_Given task a_
According to the essay on film photography, what was the writer's first camera?

When I’m in the street with a film camera and someone notices or I’m teaching a photography class and I tell students I love film, usually the first thing people want to know is, “why?” Isn’t digital is so much more convenient than film, can you even get film, where do you get it developed, you’re scanning a lot of it isn’t that digital?
Well, because I like it.
I fell in love with photography so many years ago, 1982 in fact because it was fun, and I was fascinated with the remarkable technology and engineering that went into my first camera a Zenit-E, yes, I said remarkable engineering that went into my Zenit-E. Since then, I spent many years walking around with a 35mm SLR and joyfully pointed my lens at something, pressed the button, and usually in 24-48 hours and sometimes 1 hour it was like Christmas morning as I opened my envelope of 24, or 36 photos. Sadly, being around around 12 years old most of the shots were pure nonsense, but occasionally a well composed and exposed image would emerge. It was that sense of anticipation that was a big part of what drew me to photography, a few years later in high school I took a photography course and had my first darkroom experience and got to see images I shot appear on paper today it’s the biggest part of the draw for me today.
Today, when pull my negatives from the tank and see lovely images and then scan them and seeing the images appear on the screen, brings me back to the days of picking up and opening those envelopes from the lab.
When I’m working on a professional shoot, I tend to always do it with a digital camera, instantaneously the images are right there in front of me, it’s super convenient but the “magic” of anticipation is gone. To be completely transparent, when I’m working professionally, I’m not there to feel “magic.” I’m there to do a job and do it well and do it efficiently, and this is where digital is the most effective for me.
Film really isn’t the best tool for the job and that situation, but if I’m shooting for myself, why do it with something that I am passionate about and find fun?
The process of shooting film, and developing and scanning it myself makes me feel great and that’s the best part, no question.
Since the dawn of digital sensors photographers have been swapping their old systems for new ultrahigh ISO, insane frame rates, impeccable and lighting fast autofocus all on digital platforms. Time will tell whether or not they were they right in doing so – but does it really matter? I don’t think so. Is there really a battle of film vs digital photography being waged? Perhaps, a more suitable question would be, why are you shooting digital rather than film and vice-versa.
In the last 5-10 years, film photography has been making a significant comeback; more and more people are acquiring and digging out their old vintage film cameras and using them rather prolifically in a world of 1’s and 0’s.
So below I’m going to make an attempt to compare some of the key aspects of both mediums.
One of the biggest questions that pops up in this argument is the comparison of resolution I’m often asked; how does film compare to a digital sensor? Digital sensors measure their resolution in the number of pixels they can jam on a sensor, there are no pixels on film; film doesn’t use pixels, so we need to use what we call ‘angular resolution’.

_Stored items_
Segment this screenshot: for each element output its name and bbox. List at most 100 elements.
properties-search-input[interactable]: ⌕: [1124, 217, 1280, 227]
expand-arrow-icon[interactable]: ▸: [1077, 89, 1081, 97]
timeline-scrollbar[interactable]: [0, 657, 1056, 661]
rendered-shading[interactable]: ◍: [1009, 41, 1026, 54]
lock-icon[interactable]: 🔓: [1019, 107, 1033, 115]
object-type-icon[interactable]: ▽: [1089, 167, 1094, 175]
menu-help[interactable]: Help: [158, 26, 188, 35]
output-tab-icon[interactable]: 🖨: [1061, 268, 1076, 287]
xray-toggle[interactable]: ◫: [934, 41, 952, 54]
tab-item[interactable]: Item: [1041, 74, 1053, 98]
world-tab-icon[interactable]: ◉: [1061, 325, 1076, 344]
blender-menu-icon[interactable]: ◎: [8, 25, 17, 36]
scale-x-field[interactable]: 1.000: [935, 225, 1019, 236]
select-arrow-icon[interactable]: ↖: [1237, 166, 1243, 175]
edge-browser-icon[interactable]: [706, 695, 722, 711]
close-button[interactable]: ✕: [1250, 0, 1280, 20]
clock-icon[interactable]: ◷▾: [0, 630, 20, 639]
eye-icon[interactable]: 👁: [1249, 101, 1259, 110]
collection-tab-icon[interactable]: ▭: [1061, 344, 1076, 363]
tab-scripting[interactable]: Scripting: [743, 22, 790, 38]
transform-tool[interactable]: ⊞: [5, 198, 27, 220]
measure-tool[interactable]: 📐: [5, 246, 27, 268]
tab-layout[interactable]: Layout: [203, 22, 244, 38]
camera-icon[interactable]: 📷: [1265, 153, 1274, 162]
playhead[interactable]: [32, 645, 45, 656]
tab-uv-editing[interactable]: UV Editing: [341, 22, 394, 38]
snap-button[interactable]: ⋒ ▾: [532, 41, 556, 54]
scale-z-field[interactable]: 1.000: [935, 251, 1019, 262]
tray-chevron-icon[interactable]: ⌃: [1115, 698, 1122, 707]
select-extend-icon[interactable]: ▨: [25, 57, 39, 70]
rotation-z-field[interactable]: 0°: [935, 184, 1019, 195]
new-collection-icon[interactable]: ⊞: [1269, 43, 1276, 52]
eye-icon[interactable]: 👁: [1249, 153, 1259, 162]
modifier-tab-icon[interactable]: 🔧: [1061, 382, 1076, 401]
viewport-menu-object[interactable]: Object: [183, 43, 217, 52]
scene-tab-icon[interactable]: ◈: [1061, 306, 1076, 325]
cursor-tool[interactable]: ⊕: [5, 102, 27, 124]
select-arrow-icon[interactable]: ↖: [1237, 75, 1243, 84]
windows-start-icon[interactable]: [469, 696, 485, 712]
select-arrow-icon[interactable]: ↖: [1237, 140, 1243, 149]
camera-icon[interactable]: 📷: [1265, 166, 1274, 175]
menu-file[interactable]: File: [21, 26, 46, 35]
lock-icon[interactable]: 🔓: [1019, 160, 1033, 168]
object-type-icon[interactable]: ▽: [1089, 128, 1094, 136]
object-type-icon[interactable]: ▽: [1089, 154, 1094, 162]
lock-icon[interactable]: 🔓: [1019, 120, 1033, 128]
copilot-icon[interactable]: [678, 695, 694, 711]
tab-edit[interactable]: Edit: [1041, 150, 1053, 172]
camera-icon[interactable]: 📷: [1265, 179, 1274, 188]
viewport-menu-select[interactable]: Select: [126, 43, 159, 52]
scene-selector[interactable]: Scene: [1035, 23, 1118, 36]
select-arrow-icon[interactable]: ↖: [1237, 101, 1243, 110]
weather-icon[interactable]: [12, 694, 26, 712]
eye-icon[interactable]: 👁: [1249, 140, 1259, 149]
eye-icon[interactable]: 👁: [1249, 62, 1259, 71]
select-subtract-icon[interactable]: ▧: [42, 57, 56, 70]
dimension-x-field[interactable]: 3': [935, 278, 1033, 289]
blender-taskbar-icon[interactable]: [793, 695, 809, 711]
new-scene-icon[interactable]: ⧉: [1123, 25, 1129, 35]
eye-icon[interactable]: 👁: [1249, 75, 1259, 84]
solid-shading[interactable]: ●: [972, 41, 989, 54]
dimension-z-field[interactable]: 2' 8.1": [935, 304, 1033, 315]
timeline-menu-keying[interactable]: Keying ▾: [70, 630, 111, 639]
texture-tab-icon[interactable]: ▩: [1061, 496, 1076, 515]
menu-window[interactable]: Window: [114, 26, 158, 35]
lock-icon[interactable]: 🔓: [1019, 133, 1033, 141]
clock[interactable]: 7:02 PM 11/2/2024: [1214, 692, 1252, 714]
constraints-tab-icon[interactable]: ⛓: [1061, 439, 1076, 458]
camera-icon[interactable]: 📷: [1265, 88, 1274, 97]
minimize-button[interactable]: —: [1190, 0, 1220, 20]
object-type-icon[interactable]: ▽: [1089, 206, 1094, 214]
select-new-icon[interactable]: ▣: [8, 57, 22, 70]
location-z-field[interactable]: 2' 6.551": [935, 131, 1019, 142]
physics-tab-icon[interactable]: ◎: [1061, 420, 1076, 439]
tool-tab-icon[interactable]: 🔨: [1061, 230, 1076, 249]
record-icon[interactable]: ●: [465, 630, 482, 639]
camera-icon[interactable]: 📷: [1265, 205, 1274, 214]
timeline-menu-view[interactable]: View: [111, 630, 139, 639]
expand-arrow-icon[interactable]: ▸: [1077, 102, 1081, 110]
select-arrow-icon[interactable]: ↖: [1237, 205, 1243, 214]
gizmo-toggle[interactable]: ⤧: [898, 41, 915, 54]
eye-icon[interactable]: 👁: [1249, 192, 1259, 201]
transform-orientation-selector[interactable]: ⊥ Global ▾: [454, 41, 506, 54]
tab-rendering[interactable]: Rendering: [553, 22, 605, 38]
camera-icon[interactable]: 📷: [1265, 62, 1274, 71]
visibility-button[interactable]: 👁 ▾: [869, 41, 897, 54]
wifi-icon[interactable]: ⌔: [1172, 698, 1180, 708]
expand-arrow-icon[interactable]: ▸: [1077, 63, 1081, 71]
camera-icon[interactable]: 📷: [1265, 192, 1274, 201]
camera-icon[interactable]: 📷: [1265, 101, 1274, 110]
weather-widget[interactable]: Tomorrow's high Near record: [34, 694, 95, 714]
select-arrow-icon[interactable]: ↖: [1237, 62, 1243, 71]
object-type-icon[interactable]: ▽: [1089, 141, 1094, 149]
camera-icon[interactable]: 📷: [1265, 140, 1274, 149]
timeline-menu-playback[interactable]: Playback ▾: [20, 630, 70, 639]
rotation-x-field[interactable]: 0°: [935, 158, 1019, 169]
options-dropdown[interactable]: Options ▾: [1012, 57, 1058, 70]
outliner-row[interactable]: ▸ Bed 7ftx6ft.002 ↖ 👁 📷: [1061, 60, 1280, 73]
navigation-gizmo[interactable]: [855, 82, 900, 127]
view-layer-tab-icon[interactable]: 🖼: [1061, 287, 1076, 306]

_Given task b_
In the Stored items listing, take the lines from its first line through the line containing "clock-icon[interactable]: ◷▾: [0, 630, 20, 639]" and switch "expand-arrow-icon" to "disclosure-arrow-icon". Return only those lines.

_Answer a_
A Zenit-E.

_Answer b_
Segment this screenshot: for each element output its name and bbox. List at most 100 elements.
properties-search-input[interactable]: ⌕: [1124, 217, 1280, 227]
disclosure-arrow-icon[interactable]: ▸: [1077, 89, 1081, 97]
timeline-scrollbar[interactable]: [0, 657, 1056, 661]
rendered-shading[interactable]: ◍: [1009, 41, 1026, 54]
lock-icon[interactable]: 🔓: [1019, 107, 1033, 115]
object-type-icon[interactable]: ▽: [1089, 167, 1094, 175]
menu-help[interactable]: Help: [158, 26, 188, 35]
output-tab-icon[interactable]: 🖨: [1061, 268, 1076, 287]
xray-toggle[interactable]: ◫: [934, 41, 952, 54]
tab-item[interactable]: Item: [1041, 74, 1053, 98]
world-tab-icon[interactable]: ◉: [1061, 325, 1076, 344]
blender-menu-icon[interactable]: ◎: [8, 25, 17, 36]
scale-x-field[interactable]: 1.000: [935, 225, 1019, 236]
select-arrow-icon[interactable]: ↖: [1237, 166, 1243, 175]
edge-browser-icon[interactable]: [706, 695, 722, 711]
close-button[interactable]: ✕: [1250, 0, 1280, 20]
clock-icon[interactable]: ◷▾: [0, 630, 20, 639]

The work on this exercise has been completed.